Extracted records
⁂

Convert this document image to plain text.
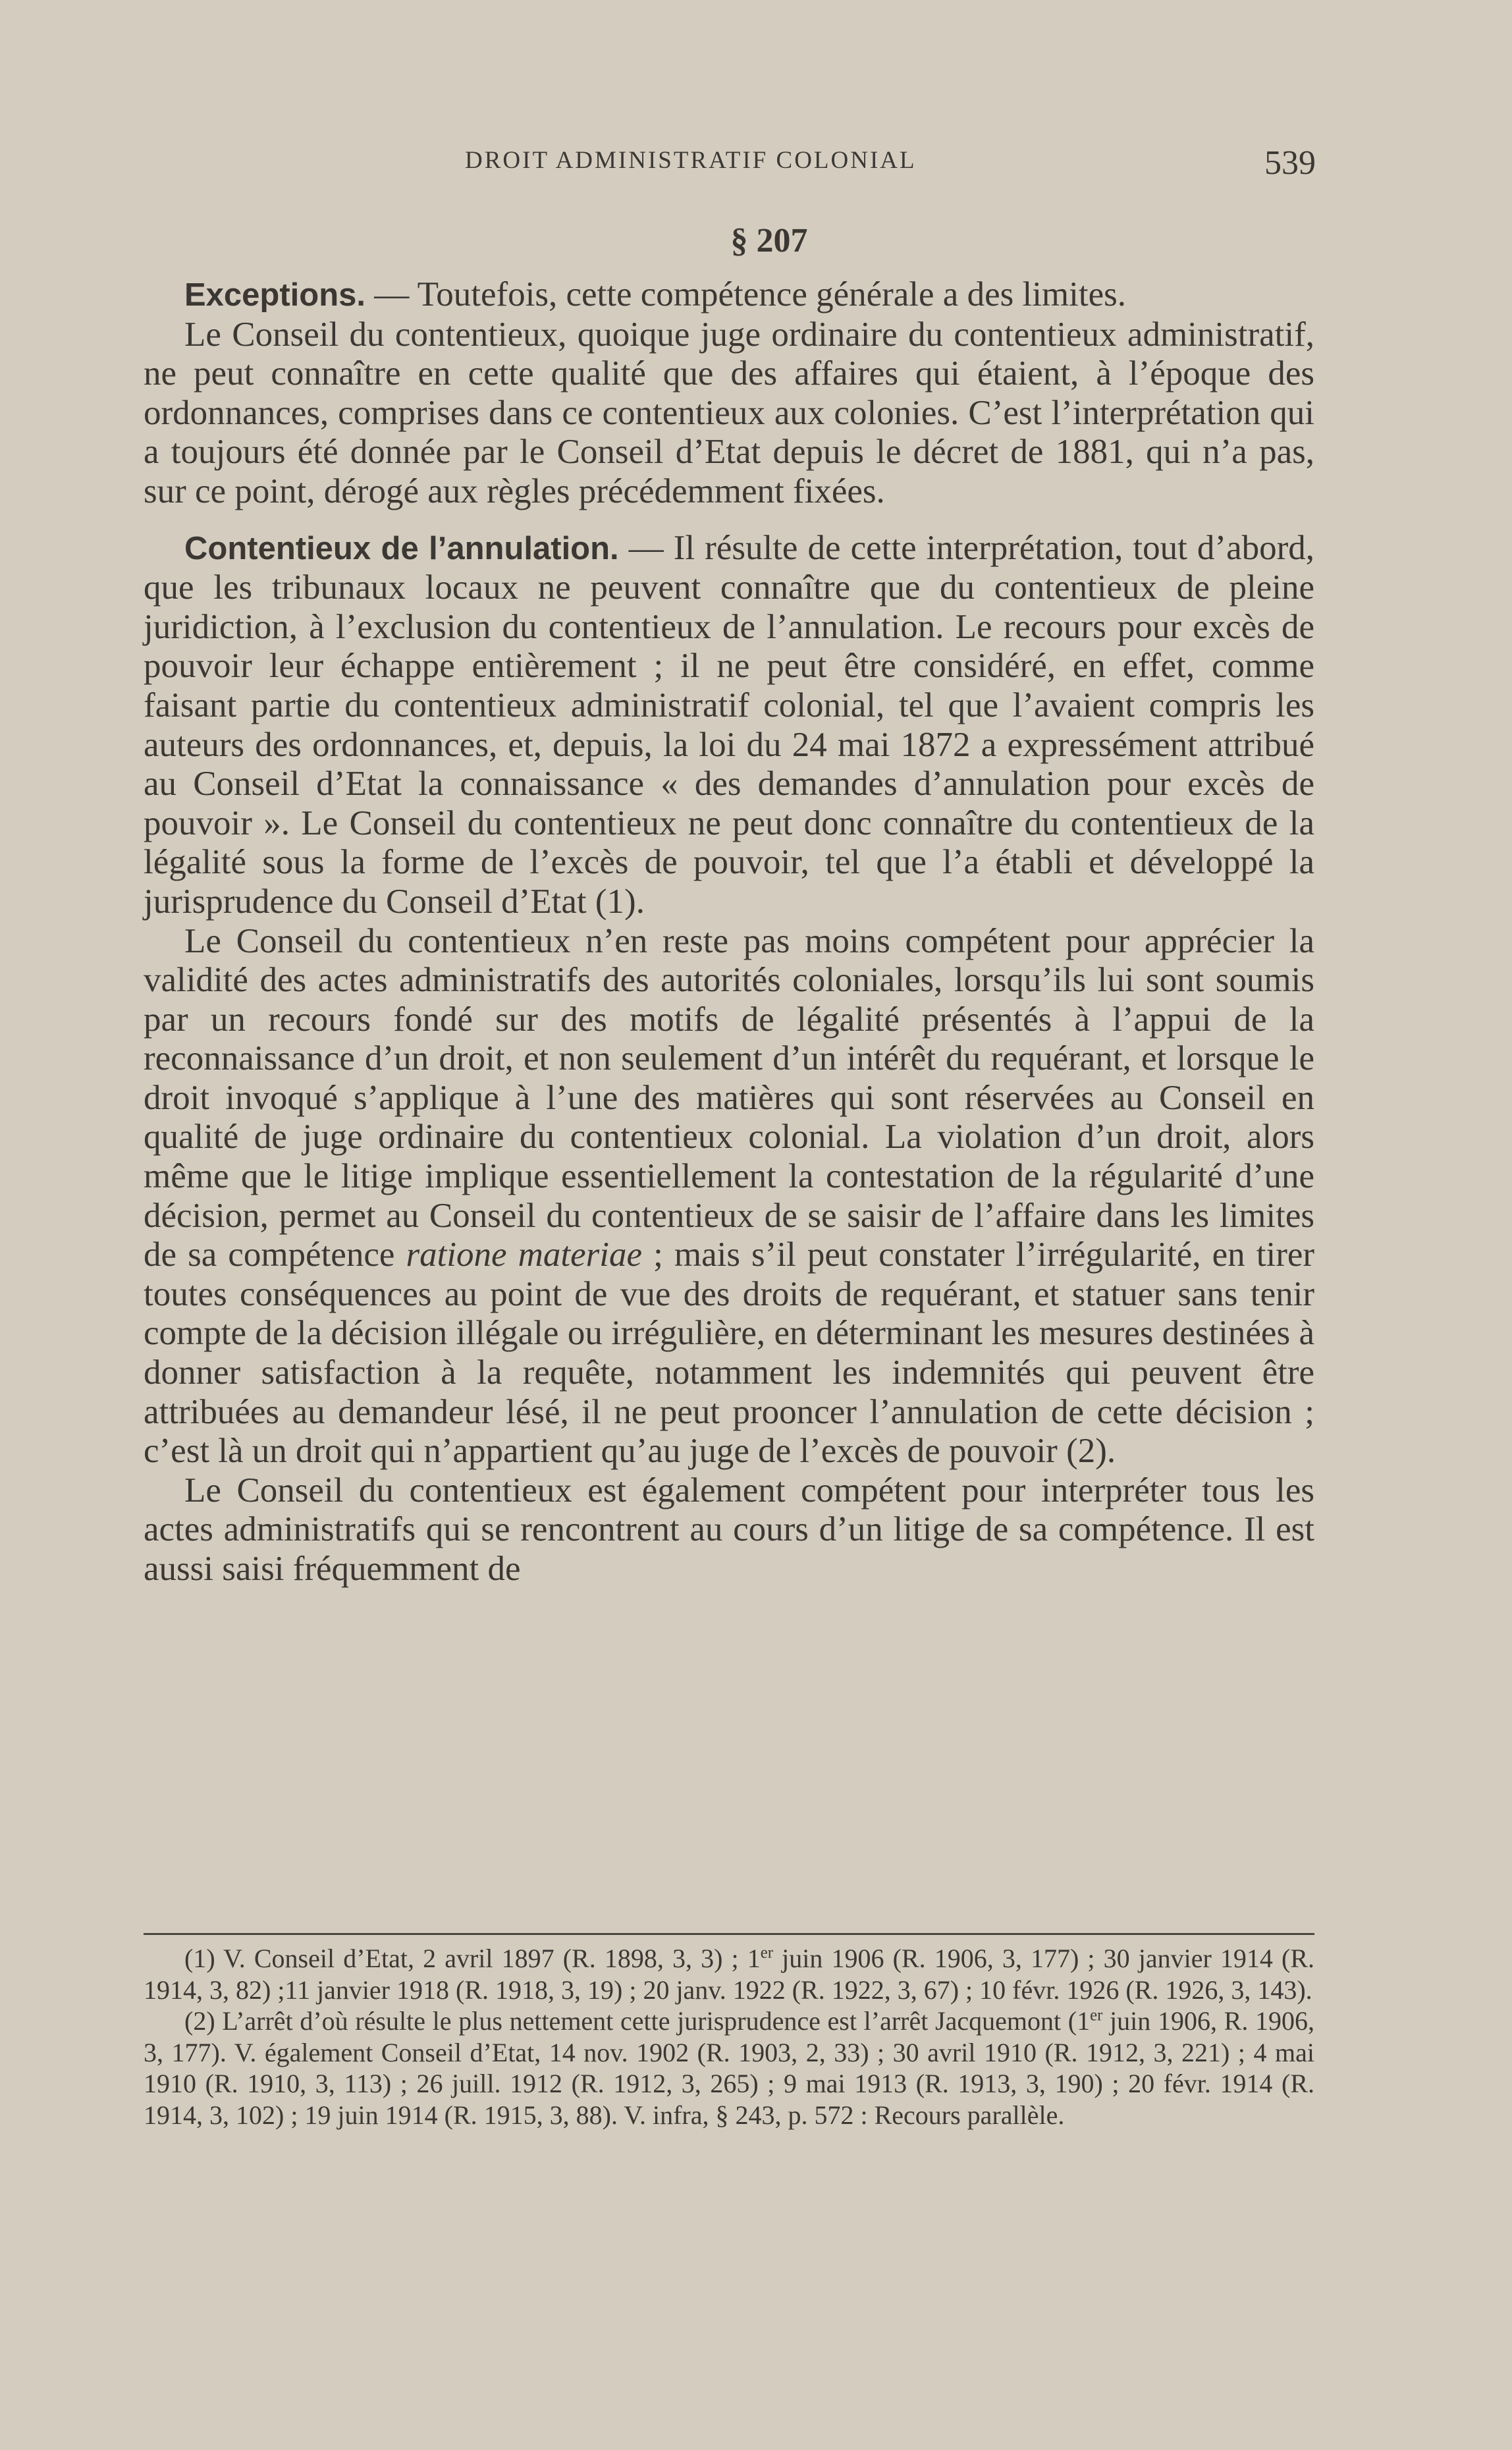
DROIT ADMINISTRATIF COLONIAL	539
§ 207

Exceptions. — Toutefois, cette compétence générale a des limites.

Le Conseil du contentieux, quoique juge ordinaire du contentieux administratif, ne peut connaître en cette qualité que des affaires qui étaient, à l’époque des ordonnances, comprises dans ce contentieux aux colonies. C’est l’interprétation qui a toujours été donnée par le Conseil d’Etat depuis le décret de 1881, qui n’a pas, sur ce point, dérogé aux règles précédemment fixées.

Contentieux de l’annulation. — Il résulte de cette interprétation, tout d’abord, que les tribunaux locaux ne peuvent connaître que du contentieux de pleine juridiction, à l’exclusion du contentieux de l’annulation. Le recours pour excès de pouvoir leur échappe entièrement ; il ne peut être considéré, en effet, comme faisant partie du contentieux administratif colonial, tel que l’avaient compris les auteurs des ordonnances, et, depuis, la loi du 24 mai 1872 a expressément attribué au Conseil d’Etat la connaissance « des demandes d’annulation pour excès de pouvoir ». Le Conseil du contentieux ne peut donc connaître du contentieux de la légalité sous la forme de l’excès de pouvoir, tel que l’a établi et développé la jurisprudence du Conseil d’Etat (1).

Le Conseil du contentieux n’en reste pas moins compétent pour apprécier la validité des actes administratifs des autorités coloniales, lorsqu’ils lui sont soumis par un recours fondé sur des motifs de légalité présentés à l’appui de la reconnaissance d’un droit, et non seulement d’un intérêt du requérant, et lorsque le droit invoqué s’applique à l’une des matières qui sont réservées au Conseil en qualité de juge ordinaire du contentieux colonial. La violation d’un droit, alors même que le litige implique essentiellement la contestation de la régularité d’une décision, permet au Conseil du contentieux de se saisir de l’affaire dans les limites de sa compétence ratione materiae ; mais s’il peut constater l’irrégularité, en tirer toutes conséquences au point de vue des droits de requérant, et statuer sans tenir compte de la décision illégale ou irrégulière, en déterminant les mesures destinées à donner satisfaction à la requête, notamment les indemnités qui peuvent être attribuées au demandeur lésé, il ne peut prooncer l’annulation de cette décision ; c’est là un droit qui n’appartient qu’au juge de l’excès de pouvoir (2).

Le Conseil du contentieux est également compétent pour interpréter tous les actes administratifs qui se rencontrent au cours d’un litige de sa compétence. Il est aussi saisi fréquemment de

(1) V. Conseil d’Etat, 2 avril 1897 (R. 1898, 3, 3) ; 1er juin 1906 (R. 1906, 3, 177) ; 30 janvier 1914 (R. 1914, 3, 82) ;11 janvier 1918 (R. 1918, 3, 19) ; 20 janv. 1922 (R. 1922, 3, 67) ; 10 févr. 1926 (R. 1926, 3, 143).

(2) L’arrêt d’où résulte le plus nettement cette jurisprudence est l’arrêt Jacquemont (1er juin 1906, R. 1906, 3, 177). V. également Conseil d’Etat, 14 nov. 1902 (R. 1903, 2, 33) ; 30 avril 1910 (R. 1912, 3, 221) ; 4 mai 1910 (R. 1910, 3, 113) ; 26 juill. 1912 (R. 1912, 3, 265) ; 9 mai 1913 (R. 1913, 3, 190) ; 20 févr. 1914 (R. 1914, 3, 102) ; 19 juin 1914 (R. 1915, 3, 88). V. infra, § 243, p. 572 : Recours parallèle.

⁂

--- REQUIRED TASK ---
Take the listing above and restate it word for word, without its pictures.

--- ANSWER TO THE EXERCISE ---
Convert this document image to plain text.
DROIT ADMINISTRATIF COLONIAL	539
§ 207

Exceptions. — Toutefois, cette compétence générale a des limites.

Le Conseil du contentieux, quoique juge ordinaire du contentieux administratif, ne peut connaître en cette qualité que des affaires qui étaient, à l’époque des ordonnances, comprises dans ce contentieux aux colonies. C’est l’interprétation qui a toujours été donnée par le Conseil d’Etat depuis le décret de 1881, qui n’a pas, sur ce point, dérogé aux règles précédemment fixées.

Contentieux de l’annulation. — Il résulte de cette interprétation, tout d’abord, que les tribunaux locaux ne peuvent connaître que du contentieux de pleine juridiction, à l’exclusion du contentieux de l’annulation. Le recours pour excès de pouvoir leur échappe entièrement ; il ne peut être considéré, en effet, comme faisant partie du contentieux administratif colonial, tel que l’avaient compris les auteurs des ordonnances, et, depuis, la loi du 24 mai 1872 a expressément attribué au Conseil d’Etat la connaissance « des demandes d’annulation pour excès de pouvoir ». Le Conseil du contentieux ne peut donc connaître du contentieux de la légalité sous la forme de l’excès de pouvoir, tel que l’a établi et développé la jurisprudence du Conseil d’Etat (1).

Le Conseil du contentieux n’en reste pas moins compétent pour apprécier la validité des actes administratifs des autorités coloniales, lorsqu’ils lui sont soumis par un recours fondé sur des motifs de légalité présentés à l’appui de la reconnaissance d’un droit, et non seulement d’un intérêt du requérant, et lorsque le droit invoqué s’applique à l’une des matières qui sont réservées au Conseil en qualité de juge ordinaire du contentieux colonial. La violation d’un droit, alors même que le litige implique essentiellement la contestation de la régularité d’une décision, permet au Conseil du contentieux de se saisir de l’affaire dans les limites de sa compétence ratione materiae ; mais s’il peut constater l’irrégularité, en tirer toutes conséquences au point de vue des droits de requérant, et statuer sans tenir compte de la décision illégale ou irrégulière, en déterminant les mesures destinées à donner satisfaction à la requête, notamment les indemnités qui peuvent être attribuées au demandeur lésé, il ne peut prooncer l’annulation de cette décision ; c’est là un droit qui n’appartient qu’au juge de l’excès de pouvoir (2).

Le Conseil du contentieux est également compétent pour interpréter tous les actes administratifs qui se rencontrent au cours d’un litige de sa compétence. Il est aussi saisi fréquemment de

(1) V. Conseil d’Etat, 2 avril 1897 (R. 1898, 3, 3) ; 1er juin 1906 (R. 1906, 3, 177) ; 30 janvier 1914 (R. 1914, 3, 82) ;11 janvier 1918 (R. 1918, 3, 19) ; 20 janv. 1922 (R. 1922, 3, 67) ; 10 févr. 1926 (R. 1926, 3, 143).

(2) L’arrêt d’où résulte le plus nettement cette jurisprudence est l’arrêt Jacquemont (1er juin 1906, R. 1906, 3, 177). V. également Conseil d’Etat, 14 nov. 1902 (R. 1903, 2, 33) ; 30 avril 1910 (R. 1912, 3, 221) ; 4 mai 1910 (R. 1910, 3, 113) ; 26 juill. 1912 (R. 1912, 3, 265) ; 9 mai 1913 (R. 1913, 3, 190) ; 20 févr. 1914 (R. 1914, 3, 102) ; 19 juin 1914 (R. 1915, 3, 88). V. infra, § 243, p. 572 : Recours parallèle.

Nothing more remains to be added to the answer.